Lines of data:
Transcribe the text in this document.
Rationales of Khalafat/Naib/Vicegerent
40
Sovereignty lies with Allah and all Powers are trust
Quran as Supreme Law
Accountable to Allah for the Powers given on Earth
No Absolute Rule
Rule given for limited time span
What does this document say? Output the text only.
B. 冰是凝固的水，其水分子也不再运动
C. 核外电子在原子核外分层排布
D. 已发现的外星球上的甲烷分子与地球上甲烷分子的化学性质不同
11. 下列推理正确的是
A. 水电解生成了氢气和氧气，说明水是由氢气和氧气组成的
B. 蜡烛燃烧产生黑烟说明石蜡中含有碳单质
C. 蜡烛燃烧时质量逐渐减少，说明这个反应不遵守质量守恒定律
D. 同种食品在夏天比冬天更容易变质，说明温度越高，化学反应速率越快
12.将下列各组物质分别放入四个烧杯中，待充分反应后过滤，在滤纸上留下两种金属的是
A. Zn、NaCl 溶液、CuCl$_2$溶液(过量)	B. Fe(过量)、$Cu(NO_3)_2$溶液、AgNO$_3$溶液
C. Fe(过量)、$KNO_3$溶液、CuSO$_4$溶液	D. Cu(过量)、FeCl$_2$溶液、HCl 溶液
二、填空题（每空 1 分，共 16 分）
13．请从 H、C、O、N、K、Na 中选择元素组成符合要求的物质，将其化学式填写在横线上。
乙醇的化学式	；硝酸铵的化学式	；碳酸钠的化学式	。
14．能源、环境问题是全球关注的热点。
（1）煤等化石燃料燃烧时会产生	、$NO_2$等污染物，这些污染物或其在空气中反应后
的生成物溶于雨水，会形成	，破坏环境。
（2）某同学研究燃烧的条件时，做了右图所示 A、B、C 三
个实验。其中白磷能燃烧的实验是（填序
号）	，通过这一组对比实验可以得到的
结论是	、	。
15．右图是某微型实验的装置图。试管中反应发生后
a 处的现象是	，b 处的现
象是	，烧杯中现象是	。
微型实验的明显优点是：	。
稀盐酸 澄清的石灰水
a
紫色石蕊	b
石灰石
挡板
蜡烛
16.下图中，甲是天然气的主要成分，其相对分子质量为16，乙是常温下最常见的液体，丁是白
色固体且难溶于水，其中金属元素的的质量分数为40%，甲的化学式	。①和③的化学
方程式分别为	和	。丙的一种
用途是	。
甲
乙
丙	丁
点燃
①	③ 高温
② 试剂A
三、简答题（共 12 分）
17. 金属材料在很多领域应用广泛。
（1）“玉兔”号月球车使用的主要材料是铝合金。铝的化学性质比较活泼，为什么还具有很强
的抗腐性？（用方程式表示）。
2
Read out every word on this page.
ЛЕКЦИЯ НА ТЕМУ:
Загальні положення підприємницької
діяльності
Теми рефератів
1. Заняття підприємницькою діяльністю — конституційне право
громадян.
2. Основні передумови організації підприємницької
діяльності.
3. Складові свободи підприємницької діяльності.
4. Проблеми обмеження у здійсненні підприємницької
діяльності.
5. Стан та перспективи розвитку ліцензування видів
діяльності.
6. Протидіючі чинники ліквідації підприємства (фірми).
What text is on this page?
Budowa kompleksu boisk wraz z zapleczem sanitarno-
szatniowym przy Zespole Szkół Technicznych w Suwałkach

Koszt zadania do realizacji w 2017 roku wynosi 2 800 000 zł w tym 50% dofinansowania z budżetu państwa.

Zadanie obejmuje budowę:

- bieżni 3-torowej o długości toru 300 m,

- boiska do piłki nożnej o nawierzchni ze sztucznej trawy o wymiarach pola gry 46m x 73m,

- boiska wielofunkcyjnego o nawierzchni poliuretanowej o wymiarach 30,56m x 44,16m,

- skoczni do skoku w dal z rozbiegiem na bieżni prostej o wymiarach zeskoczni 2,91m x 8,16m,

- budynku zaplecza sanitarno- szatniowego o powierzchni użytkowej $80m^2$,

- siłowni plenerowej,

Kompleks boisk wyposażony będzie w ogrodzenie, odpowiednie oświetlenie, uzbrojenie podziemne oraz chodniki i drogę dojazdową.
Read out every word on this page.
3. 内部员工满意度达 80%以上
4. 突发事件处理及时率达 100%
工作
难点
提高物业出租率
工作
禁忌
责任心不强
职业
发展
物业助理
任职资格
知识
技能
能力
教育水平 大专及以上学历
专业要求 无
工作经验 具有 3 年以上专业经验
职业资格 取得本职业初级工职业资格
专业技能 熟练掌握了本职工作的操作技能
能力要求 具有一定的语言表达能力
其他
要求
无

» **Task brief**
Reproduce every line of the material above exactly.

» **Complete output**
Transcribe the text in this document.
Rationales of Khalafat/Naib/Vicegerent
40
Sovereignty lies with Allah and all Powers are trust
Quran as Supreme Law
Accountable to Allah for the Powers given on Earth
No Absolute Rule
Rule given for limited time span
What does this document say? Output the text only.
B. 冰是凝固的水，其水分子也不再运动
C. 核外电子在原子核外分层排布
D. 已发现的外星球上的甲烷分子与地球上甲烷分子的化学性质不同
11. 下列推理正确的是
A. 水电解生成了氢气和氧气，说明水是由氢气和氧气组成的
B. 蜡烛燃烧产生黑烟说明石蜡中含有碳单质
C. 蜡烛燃烧时质量逐渐减少，说明这个反应不遵守质量守恒定律
D. 同种食品在夏天比冬天更容易变质，说明温度越高，化学反应速率越快
12.将下列各组物质分别放入四个烧杯中，待充分反应后过滤，在滤纸上留下两种金属的是
A. Zn、NaCl 溶液、CuCl$_2$溶液(过量)	B. Fe(过量)、$Cu(NO_3)_2$溶液、AgNO$_3$溶液
C. Fe(过量)、$KNO_3$溶液、CuSO$_4$溶液	D. Cu(过量)、FeCl$_2$溶液、HCl 溶液
二、填空题（每空 1 分，共 16 分）
13．请从 H、C、O、N、K、Na 中选择元素组成符合要求的物质，将其化学式填写在横线上。
乙醇的化学式	；硝酸铵的化学式	；碳酸钠的化学式	。
14．能源、环境问题是全球关注的热点。
（1）煤等化石燃料燃烧时会产生	、$NO_2$等污染物，这些污染物或其在空气中反应后
的生成物溶于雨水，会形成	，破坏环境。
（2）某同学研究燃烧的条件时，做了右图所示 A、B、C 三
个实验。其中白磷能燃烧的实验是（填序
号）	，通过这一组对比实验可以得到的
结论是	、	。
15．右图是某微型实验的装置图。试管中反应发生后
a 处的现象是	，b 处的现
象是	，烧杯中现象是	。
微型实验的明显优点是：	。
稀盐酸 澄清的石灰水
a
紫色石蕊	b
石灰石
挡板
蜡烛
16.下图中，甲是天然气的主要成分，其相对分子质量为16，乙是常温下最常见的液体，丁是白
色固体且难溶于水，其中金属元素的的质量分数为40%，甲的化学式	。①和③的化学
方程式分别为	和	。丙的一种
用途是	。
甲
乙
丙	丁
点燃
①	③ 高温
② 试剂A
三、简答题（共 12 分）
17. 金属材料在很多领域应用广泛。
（1）“玉兔”号月球车使用的主要材料是铝合金。铝的化学性质比较活泼，为什么还具有很强
的抗腐性？（用方程式表示）。
2
Read out every word on this page.
ЛЕКЦИЯ НА ТЕМУ:
Загальні положення підприємницької
діяльності
Теми рефератів
1. Заняття підприємницькою діяльністю — конституційне право
громадян.
2. Основні передумови організації підприємницької
діяльності.
3. Складові свободи підприємницької діяльності.
4. Проблеми обмеження у здійсненні підприємницької
діяльності.
5. Стан та перспективи розвитку ліцензування видів
діяльності.
6. Протидіючі чинники ліквідації підприємства (фірми).
What text is on this page?
Budowa kompleksu boisk wraz z zapleczem sanitarno-
szatniowym przy Zespole Szkół Technicznych w Suwałkach

Koszt zadania do realizacji w 2017 roku wynosi 2 800 000 zł w tym 50% dofinansowania z budżetu państwa.

Zadanie obejmuje budowę:

- bieżni 3-torowej o długości toru 300 m,

- boiska do piłki nożnej o nawierzchni ze sztucznej trawy o wymiarach pola gry 46m x 73m,

- boiska wielofunkcyjnego o nawierzchni poliuretanowej o wymiarach 30,56m x 44,16m,

- skoczni do skoku w dal z rozbiegiem na bieżni prostej o wymiarach zeskoczni 2,91m x 8,16m,

- budynku zaplecza sanitarno- szatniowego o powierzchni użytkowej $80m^2$,

- siłowni plenerowej,

Kompleks boisk wyposażony będzie w ogrodzenie, odpowiednie oświetlenie, uzbrojenie podziemne oraz chodniki i drogę dojazdową.
Read out every word on this page.
3. 内部员工满意度达 80%以上
4. 突发事件处理及时率达 100%
工作
难点
提高物业出租率
工作
禁忌
责任心不强
职业
发展
物业助理
任职资格
知识
技能
能力
教育水平 大专及以上学历
专业要求 无
工作经验 具有 3 年以上专业经验
职业资格 取得本职业初级工职业资格
专业技能 熟练掌握了本职工作的操作技能
能力要求 具有一定的语言表达能力
其他
要求
无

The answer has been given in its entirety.